## Begin Source excerpt

Can someone help me understand the variance part of this theorem?

Question

This is distribution of the sample mean when $\sigma$ is known

Theorem 6.1: Let $X_1, ..., X_n$ be a random sample from a distribution with mean $\mu$ and standard deviation $\sigma$

Then Var($\bar{X})$ = $\cfrac {\sigma^2}{n}$

Proof in the book: By independence, Var($\bar{X})$ = Var($\sum_{i=1}^n \cfrac{X_i}{n}$) = $\cfrac{1}{n^2}$Var($\sum_{i=1}^nX_i$) = $\cfrac {1}{n^2}(n\sigma^2) = \cfrac{\sigma^2}{n}$

Now I know sample mean is just ($\sum_{i=1}^n \cfrac{X_i}{n}$)

## End Source excerpt
## Begin Stored data

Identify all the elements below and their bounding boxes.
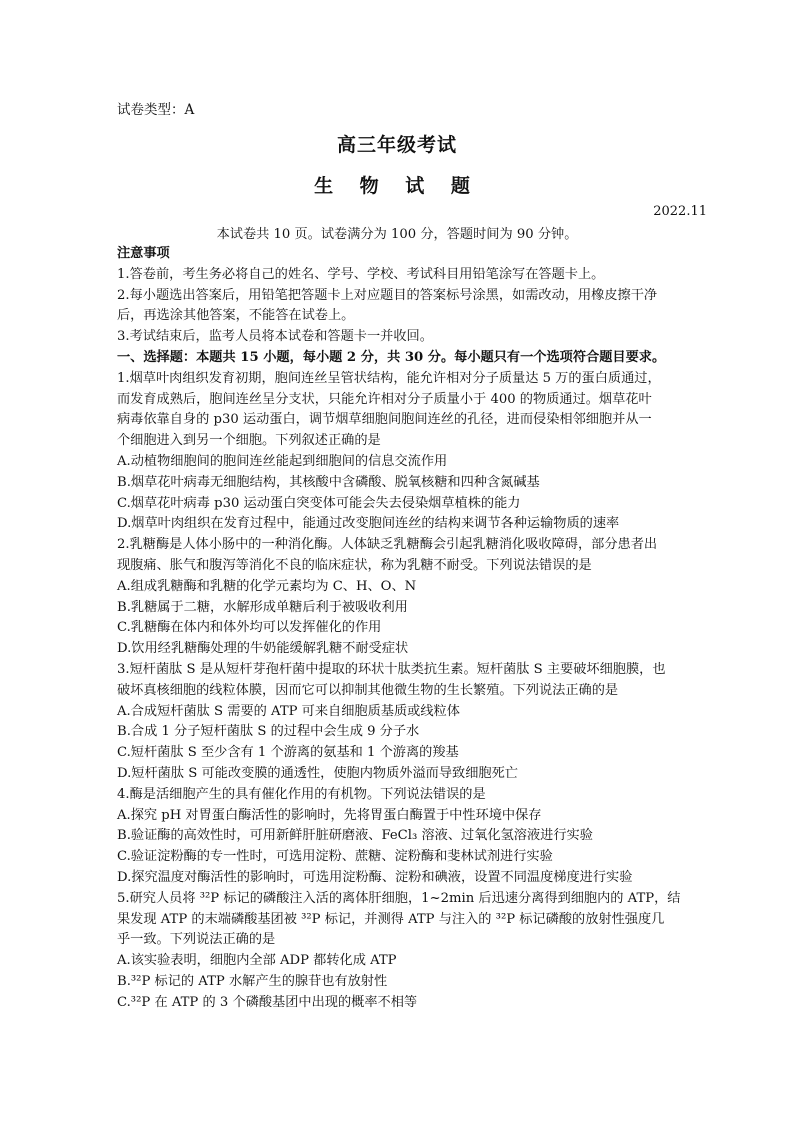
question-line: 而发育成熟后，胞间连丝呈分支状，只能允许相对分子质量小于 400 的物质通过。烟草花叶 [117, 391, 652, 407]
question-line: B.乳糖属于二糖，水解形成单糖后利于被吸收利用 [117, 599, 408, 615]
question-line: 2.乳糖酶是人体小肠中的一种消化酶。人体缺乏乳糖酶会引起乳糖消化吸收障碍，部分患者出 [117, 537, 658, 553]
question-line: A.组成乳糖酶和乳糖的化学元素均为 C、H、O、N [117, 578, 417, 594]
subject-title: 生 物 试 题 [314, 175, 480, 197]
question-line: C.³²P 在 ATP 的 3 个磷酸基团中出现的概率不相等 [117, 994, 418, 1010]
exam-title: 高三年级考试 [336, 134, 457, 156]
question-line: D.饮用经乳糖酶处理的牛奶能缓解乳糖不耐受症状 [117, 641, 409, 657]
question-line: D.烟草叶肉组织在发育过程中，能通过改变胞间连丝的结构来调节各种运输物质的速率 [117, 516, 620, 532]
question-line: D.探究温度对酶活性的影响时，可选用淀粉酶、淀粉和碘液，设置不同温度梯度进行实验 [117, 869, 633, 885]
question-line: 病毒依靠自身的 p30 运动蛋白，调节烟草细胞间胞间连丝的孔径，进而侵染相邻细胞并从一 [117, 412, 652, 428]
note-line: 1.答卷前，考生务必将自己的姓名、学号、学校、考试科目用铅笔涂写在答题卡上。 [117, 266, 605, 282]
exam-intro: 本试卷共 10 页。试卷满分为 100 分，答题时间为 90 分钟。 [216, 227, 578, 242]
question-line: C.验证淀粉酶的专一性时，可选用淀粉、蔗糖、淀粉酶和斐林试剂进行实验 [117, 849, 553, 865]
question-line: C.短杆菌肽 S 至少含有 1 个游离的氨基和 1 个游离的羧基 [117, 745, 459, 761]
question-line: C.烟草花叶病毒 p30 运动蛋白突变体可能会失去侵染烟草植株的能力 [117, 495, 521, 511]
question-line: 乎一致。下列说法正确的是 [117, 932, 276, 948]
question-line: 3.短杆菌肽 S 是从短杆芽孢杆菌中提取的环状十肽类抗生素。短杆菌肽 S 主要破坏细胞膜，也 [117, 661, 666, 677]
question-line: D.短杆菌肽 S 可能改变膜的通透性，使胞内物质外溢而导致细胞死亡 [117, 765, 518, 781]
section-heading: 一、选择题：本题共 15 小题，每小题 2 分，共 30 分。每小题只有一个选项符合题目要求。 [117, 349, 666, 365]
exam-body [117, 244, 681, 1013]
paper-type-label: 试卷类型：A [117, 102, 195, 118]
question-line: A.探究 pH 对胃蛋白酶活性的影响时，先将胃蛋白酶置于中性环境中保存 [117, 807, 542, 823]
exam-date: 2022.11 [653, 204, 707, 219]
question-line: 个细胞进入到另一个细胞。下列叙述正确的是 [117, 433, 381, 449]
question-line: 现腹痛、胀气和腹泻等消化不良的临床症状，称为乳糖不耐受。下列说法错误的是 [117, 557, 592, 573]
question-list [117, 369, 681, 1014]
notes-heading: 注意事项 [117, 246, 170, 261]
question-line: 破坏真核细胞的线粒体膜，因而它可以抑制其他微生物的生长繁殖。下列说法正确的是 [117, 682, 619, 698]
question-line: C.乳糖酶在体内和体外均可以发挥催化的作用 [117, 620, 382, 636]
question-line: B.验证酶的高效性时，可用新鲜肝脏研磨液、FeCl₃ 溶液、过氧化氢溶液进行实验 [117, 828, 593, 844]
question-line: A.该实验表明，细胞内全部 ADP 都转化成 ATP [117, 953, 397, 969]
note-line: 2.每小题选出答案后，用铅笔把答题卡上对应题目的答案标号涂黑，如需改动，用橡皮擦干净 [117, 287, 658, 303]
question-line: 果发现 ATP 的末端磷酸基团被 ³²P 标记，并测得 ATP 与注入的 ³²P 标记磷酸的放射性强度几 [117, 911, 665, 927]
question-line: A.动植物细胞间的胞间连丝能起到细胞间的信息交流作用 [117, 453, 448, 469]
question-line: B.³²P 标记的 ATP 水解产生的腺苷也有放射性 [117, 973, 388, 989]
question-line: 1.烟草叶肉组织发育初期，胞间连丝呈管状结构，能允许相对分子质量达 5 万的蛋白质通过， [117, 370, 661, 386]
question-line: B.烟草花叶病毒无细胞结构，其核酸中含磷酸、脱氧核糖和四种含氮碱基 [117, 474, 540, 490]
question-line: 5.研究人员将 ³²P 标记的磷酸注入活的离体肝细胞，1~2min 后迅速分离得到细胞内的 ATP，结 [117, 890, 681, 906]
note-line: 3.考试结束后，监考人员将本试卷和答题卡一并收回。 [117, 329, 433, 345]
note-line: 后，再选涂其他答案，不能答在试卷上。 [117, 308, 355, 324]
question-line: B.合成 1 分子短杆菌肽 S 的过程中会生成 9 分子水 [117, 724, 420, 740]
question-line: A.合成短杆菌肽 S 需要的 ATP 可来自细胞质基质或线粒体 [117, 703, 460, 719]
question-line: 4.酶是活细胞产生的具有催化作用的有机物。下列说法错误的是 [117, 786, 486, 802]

## End Stored data

§ The problem
Reproduce the full forum question on the variance of the sample mean verbatim, including every formula.

§ Problem solution
Can someone help me understand the variance part of this theorem?

Question

This is distribution of the sample mean when $\sigma$ is known

Theorem 6.1: Let $X_1, ..., X_n$ be a random sample from a distribution with mean $\mu$ and standard deviation $\sigma$

Then Var($\bar{X})$ = $\cfrac {\sigma^2}{n}$

Proof in the book: By independence, Var($\bar{X})$ = Var($\sum_{i=1}^n \cfrac{X_i}{n}$) = $\cfrac{1}{n^2}$Var($\sum_{i=1}^nX_i$) = $\cfrac {1}{n^2}(n\sigma^2) = \cfrac{\sigma^2}{n}$

Now I know sample mean is just ($\sum_{i=1}^n \cfrac{X_i}{n}$)